··· DATA EXCERPTS

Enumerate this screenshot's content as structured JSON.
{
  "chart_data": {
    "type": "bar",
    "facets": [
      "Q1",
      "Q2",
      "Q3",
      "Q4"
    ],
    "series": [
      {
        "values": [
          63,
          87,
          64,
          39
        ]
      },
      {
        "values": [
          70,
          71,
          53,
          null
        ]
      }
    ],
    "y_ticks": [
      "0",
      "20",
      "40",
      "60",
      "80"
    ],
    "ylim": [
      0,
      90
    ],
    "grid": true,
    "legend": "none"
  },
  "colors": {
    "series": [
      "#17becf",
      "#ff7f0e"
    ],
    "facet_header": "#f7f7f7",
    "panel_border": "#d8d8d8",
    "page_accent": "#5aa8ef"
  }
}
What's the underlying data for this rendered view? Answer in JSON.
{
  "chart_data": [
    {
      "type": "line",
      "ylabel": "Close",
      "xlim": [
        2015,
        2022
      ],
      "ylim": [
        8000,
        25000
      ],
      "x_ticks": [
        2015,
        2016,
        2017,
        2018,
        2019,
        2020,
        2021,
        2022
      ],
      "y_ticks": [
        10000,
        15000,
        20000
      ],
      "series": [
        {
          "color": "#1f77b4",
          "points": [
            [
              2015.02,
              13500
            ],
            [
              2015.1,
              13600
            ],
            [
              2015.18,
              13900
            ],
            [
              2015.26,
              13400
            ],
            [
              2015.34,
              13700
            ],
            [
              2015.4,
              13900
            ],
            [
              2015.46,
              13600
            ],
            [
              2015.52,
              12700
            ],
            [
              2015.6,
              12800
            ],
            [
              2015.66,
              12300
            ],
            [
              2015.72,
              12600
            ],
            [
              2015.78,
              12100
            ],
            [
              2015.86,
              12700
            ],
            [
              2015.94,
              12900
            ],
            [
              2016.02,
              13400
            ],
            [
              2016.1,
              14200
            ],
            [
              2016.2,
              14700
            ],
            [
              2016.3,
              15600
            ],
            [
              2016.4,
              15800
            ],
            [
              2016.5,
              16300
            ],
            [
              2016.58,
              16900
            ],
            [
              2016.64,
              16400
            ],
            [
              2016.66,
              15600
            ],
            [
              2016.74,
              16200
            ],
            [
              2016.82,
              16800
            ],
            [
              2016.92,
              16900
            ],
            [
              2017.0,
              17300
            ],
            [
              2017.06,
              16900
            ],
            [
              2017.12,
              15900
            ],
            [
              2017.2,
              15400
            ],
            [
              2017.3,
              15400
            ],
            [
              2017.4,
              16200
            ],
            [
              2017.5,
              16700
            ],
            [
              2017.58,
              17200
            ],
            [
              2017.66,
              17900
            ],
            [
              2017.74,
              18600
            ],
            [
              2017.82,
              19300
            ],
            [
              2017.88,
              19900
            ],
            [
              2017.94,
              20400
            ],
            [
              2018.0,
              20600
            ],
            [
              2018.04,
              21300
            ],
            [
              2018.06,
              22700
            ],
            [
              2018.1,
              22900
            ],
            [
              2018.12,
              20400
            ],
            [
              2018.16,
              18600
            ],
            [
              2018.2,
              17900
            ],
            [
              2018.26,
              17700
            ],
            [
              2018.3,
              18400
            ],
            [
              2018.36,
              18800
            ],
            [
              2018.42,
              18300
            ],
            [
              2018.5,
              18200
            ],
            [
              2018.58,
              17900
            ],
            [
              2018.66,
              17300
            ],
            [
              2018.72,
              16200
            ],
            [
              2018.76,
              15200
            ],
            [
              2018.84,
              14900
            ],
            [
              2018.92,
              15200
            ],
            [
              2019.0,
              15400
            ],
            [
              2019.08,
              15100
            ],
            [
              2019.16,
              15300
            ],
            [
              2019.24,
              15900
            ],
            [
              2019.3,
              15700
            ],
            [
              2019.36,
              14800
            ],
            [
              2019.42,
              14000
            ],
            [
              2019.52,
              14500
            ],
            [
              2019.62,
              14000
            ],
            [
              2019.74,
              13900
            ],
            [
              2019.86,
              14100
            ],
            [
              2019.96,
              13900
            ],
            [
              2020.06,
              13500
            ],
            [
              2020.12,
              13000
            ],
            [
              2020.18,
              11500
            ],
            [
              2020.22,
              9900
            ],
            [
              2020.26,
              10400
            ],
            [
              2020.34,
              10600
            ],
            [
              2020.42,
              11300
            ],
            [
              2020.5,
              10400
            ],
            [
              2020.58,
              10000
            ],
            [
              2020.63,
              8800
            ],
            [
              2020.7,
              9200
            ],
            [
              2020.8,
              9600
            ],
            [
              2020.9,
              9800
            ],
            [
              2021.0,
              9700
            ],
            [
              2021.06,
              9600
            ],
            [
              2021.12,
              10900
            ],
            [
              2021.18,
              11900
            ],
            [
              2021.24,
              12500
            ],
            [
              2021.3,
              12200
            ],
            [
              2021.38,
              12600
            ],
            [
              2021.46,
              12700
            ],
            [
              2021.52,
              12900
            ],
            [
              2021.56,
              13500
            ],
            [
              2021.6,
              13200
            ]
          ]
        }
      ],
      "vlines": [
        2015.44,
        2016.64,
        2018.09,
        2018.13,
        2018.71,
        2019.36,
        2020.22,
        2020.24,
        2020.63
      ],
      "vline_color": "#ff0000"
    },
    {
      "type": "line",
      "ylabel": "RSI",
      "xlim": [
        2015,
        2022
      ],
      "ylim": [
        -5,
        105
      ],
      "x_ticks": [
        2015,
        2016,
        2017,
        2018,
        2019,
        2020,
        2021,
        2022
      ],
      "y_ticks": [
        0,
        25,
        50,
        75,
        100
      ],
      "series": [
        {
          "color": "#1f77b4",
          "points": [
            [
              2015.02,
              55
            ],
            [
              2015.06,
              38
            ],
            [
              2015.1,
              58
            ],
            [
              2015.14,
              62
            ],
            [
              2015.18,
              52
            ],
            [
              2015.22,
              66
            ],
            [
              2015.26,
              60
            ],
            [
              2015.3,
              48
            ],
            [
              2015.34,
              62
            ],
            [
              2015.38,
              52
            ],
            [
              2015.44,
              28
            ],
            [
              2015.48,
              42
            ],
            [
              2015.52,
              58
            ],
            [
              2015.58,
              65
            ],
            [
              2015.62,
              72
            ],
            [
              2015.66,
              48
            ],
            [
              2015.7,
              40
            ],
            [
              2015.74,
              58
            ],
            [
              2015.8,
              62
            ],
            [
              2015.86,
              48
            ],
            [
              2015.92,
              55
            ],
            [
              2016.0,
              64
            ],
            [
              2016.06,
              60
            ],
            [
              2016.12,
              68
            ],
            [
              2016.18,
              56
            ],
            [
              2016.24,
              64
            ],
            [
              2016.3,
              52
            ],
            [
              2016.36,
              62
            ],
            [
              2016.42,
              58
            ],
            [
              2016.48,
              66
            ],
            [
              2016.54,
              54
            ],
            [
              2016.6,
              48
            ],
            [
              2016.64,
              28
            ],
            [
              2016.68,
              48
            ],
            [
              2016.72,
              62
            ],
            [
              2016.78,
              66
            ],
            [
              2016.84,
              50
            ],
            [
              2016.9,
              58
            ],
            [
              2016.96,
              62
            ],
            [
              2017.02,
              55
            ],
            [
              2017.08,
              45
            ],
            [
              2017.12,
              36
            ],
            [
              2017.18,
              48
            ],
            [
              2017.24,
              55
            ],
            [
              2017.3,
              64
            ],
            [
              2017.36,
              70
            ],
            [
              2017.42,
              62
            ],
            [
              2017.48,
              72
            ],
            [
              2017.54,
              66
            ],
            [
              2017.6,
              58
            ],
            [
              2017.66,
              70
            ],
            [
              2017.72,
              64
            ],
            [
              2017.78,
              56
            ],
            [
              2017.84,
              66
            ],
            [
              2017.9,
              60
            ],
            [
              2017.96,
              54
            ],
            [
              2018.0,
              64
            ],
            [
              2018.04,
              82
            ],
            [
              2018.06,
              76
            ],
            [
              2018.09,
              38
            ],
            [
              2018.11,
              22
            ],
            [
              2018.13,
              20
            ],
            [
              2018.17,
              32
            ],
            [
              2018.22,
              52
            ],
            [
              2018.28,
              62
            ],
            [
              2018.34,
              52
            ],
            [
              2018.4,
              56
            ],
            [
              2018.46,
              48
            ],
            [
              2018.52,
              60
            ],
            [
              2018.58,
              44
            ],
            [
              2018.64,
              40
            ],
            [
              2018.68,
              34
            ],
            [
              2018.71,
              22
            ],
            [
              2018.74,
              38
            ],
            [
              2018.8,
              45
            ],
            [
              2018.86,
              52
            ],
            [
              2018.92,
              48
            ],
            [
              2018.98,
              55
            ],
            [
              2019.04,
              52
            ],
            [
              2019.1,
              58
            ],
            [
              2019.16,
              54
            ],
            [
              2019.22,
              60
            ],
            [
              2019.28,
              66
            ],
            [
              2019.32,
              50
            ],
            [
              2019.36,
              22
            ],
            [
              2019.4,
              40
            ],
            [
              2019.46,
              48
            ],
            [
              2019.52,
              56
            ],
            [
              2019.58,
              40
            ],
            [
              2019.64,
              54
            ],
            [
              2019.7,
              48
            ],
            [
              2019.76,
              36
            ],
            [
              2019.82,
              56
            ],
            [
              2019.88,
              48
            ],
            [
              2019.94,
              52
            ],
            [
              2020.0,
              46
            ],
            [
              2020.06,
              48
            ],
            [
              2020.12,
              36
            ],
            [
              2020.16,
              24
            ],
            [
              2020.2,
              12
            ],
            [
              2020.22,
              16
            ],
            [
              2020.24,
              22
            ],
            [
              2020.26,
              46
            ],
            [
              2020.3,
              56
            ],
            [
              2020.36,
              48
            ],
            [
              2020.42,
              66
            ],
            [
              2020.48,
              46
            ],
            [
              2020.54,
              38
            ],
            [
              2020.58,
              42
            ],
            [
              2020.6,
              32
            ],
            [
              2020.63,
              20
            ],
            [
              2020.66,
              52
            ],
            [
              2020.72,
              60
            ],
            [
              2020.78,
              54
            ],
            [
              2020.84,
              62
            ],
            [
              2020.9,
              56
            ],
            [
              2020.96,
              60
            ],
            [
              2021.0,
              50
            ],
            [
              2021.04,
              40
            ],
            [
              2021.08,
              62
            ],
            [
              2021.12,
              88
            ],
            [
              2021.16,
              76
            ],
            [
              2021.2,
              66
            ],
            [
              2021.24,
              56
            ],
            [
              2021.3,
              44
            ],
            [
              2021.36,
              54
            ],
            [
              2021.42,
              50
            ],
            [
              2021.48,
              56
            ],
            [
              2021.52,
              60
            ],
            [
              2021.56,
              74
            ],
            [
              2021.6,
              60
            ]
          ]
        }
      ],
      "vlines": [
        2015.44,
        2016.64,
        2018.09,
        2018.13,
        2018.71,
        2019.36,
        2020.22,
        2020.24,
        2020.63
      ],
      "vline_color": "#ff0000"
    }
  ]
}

······

Choose all lines containing the string "JSON" and copy them out.

RIGHT ANSWER -
Enumerate this screenshot's content as structured JSON.
What's the underlying data for this rendered view? Answer in JSON.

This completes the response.